# [Exercise task]
Pull every line containing "shows" from the entries.

# [Data section]
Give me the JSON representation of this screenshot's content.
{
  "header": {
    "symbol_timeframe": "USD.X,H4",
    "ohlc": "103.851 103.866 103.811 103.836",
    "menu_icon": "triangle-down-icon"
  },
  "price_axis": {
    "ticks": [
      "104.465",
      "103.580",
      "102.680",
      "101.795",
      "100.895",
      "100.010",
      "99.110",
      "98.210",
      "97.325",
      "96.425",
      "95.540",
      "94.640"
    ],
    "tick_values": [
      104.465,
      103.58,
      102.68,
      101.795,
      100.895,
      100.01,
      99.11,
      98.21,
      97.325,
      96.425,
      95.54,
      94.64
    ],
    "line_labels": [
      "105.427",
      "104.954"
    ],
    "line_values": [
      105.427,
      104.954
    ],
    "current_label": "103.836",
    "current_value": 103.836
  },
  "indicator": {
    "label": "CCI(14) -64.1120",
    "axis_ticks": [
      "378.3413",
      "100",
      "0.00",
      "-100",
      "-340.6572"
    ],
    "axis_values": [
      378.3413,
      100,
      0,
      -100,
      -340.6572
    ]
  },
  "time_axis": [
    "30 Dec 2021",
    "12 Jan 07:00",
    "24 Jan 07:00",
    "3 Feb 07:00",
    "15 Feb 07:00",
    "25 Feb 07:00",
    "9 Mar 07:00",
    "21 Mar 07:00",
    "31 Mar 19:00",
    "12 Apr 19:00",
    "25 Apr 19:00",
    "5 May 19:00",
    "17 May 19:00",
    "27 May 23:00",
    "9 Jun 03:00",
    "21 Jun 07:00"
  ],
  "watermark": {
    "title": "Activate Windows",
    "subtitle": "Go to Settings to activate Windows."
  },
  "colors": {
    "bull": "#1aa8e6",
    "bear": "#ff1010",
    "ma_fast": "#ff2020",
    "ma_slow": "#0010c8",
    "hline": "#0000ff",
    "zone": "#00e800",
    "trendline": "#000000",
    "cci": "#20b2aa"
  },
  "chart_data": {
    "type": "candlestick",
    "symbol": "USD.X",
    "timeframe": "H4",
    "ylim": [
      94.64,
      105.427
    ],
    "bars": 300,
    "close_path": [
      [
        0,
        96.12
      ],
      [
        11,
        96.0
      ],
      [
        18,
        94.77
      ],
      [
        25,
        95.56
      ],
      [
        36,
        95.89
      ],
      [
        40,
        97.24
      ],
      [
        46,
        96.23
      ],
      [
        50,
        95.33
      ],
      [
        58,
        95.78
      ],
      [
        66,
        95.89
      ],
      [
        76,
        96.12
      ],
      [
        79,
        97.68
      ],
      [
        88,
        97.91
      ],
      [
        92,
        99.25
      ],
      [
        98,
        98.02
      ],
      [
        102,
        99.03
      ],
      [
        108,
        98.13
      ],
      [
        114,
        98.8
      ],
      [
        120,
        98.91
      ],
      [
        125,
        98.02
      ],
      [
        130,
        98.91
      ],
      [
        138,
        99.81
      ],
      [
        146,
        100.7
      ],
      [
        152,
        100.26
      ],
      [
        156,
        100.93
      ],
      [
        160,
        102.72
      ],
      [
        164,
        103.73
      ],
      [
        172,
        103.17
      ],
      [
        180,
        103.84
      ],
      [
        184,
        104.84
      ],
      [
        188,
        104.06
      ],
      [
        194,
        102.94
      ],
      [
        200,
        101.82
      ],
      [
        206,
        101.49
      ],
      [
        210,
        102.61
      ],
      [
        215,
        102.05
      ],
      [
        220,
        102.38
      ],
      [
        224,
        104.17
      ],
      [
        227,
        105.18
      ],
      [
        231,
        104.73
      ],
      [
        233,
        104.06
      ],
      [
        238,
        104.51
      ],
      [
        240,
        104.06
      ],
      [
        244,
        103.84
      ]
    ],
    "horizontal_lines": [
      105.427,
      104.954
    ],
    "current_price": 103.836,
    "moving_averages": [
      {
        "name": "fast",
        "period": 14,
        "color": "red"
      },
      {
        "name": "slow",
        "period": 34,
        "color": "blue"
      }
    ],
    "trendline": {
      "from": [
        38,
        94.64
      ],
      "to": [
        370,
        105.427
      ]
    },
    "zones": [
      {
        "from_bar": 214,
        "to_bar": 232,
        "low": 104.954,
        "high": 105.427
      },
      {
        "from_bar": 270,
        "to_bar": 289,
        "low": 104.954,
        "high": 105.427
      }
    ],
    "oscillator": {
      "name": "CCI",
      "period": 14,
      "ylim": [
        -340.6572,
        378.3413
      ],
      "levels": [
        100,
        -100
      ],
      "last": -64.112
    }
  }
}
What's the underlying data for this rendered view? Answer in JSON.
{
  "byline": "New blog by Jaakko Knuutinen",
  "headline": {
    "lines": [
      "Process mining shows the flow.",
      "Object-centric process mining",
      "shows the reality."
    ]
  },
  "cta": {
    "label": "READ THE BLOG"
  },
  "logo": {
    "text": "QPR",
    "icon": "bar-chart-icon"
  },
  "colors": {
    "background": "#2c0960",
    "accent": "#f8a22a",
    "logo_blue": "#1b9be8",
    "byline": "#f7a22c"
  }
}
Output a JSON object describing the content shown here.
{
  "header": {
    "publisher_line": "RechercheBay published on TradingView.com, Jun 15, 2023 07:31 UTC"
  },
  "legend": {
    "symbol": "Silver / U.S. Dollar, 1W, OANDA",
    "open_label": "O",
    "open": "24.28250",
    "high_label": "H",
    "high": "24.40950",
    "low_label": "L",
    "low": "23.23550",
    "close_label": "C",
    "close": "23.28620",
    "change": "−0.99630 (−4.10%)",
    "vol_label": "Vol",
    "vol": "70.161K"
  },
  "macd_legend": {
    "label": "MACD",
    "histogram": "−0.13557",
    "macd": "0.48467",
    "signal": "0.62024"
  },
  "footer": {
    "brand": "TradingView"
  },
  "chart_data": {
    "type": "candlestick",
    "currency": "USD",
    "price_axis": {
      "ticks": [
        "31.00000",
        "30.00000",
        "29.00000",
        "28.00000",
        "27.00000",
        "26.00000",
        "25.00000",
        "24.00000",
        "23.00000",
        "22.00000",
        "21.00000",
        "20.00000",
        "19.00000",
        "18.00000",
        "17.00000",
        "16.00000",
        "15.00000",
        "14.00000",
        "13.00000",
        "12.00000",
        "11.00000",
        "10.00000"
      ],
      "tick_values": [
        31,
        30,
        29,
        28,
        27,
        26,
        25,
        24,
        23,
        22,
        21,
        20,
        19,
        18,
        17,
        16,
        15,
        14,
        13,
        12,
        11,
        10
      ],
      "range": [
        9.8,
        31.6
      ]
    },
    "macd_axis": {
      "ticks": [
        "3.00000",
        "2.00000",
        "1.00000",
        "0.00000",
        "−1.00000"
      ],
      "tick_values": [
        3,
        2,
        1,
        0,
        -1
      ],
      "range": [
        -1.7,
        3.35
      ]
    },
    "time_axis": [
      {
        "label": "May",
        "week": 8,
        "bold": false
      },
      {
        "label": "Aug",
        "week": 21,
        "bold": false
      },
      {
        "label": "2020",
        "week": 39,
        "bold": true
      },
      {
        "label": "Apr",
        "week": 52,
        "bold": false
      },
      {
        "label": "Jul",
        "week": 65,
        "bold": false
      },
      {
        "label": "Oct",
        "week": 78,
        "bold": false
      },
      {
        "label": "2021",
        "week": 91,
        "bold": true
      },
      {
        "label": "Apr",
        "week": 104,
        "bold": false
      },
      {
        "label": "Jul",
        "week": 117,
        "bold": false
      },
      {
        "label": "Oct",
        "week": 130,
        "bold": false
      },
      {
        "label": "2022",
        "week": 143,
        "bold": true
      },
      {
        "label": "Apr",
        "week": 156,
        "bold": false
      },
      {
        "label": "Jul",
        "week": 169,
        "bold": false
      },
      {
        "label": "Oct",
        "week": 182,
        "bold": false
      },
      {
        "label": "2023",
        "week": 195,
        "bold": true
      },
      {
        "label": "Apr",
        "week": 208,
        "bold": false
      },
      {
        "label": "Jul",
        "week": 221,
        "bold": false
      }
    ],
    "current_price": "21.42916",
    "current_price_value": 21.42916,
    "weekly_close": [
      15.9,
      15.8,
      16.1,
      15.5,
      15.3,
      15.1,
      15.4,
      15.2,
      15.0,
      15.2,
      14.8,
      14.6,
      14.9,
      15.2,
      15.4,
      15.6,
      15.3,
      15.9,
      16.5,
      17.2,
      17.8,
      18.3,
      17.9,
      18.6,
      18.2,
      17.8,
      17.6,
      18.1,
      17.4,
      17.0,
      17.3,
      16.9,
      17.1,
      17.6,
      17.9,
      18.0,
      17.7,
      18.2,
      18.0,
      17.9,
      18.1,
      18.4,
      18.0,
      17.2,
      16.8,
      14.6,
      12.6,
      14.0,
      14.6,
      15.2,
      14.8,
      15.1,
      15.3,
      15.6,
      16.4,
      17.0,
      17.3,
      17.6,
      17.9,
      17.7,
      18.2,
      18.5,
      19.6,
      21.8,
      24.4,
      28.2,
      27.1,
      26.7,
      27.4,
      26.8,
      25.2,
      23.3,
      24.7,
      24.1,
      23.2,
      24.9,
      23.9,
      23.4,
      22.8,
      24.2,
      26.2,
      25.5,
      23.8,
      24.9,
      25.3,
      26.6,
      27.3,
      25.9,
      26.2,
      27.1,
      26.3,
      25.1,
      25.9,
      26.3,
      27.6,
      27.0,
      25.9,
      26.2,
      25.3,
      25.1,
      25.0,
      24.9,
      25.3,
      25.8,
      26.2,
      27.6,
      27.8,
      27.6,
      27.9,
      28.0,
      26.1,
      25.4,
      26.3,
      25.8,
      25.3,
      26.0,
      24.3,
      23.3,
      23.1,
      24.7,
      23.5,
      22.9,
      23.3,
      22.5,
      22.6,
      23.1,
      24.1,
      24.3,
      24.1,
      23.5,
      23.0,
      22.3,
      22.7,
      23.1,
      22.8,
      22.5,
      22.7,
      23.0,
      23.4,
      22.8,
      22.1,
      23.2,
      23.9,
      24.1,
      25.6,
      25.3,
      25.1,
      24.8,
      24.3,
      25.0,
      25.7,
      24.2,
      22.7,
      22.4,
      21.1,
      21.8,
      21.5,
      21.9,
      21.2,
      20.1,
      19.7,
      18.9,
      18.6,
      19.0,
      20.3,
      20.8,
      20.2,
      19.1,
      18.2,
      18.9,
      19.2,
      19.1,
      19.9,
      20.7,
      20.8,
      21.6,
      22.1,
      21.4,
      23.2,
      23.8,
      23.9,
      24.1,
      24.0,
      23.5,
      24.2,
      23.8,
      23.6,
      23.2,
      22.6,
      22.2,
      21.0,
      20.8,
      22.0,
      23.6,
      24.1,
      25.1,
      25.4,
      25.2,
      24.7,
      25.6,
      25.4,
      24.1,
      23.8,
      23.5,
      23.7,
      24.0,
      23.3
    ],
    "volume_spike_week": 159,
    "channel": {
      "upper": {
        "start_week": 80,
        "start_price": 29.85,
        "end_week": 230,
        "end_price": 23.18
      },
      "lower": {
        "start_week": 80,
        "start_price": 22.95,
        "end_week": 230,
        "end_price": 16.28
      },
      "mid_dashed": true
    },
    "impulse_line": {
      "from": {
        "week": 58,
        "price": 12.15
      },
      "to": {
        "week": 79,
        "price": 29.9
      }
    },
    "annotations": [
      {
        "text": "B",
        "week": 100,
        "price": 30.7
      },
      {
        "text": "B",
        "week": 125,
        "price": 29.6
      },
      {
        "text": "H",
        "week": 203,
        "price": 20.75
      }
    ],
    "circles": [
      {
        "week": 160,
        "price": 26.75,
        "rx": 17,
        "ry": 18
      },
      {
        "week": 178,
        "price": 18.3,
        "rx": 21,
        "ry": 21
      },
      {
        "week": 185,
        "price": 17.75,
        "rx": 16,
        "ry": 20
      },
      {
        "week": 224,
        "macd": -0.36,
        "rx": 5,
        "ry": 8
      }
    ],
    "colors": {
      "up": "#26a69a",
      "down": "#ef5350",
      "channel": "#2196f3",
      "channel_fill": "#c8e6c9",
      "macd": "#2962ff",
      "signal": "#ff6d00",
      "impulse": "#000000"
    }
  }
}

# [Output for this exercise]
      "Process mining shows the flow.",
      "shows the reality."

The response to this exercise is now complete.